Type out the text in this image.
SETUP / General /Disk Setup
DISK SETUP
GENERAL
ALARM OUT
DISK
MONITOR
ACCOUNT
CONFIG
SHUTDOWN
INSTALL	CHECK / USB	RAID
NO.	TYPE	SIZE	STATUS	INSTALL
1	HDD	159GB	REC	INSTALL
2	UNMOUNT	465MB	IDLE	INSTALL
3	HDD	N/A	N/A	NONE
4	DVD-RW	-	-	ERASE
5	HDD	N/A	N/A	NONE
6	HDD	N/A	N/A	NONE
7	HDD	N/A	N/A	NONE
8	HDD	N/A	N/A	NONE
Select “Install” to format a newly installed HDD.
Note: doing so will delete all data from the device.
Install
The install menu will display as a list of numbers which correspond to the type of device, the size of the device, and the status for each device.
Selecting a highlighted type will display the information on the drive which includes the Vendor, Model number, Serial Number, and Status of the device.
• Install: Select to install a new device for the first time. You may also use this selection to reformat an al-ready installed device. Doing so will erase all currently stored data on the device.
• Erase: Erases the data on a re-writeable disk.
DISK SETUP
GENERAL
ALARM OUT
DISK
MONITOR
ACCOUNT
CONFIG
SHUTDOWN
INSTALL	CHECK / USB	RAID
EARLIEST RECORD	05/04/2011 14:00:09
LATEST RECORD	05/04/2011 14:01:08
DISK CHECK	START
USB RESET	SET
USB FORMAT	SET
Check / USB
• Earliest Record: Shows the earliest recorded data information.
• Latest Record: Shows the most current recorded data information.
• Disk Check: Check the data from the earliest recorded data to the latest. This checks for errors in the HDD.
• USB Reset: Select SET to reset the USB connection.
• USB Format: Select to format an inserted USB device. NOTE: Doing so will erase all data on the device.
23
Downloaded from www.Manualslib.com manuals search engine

-------

**Required work**.
Each line of the data that includes the word "installed" counts once; report the total and nothing more.

**Expected output**.
2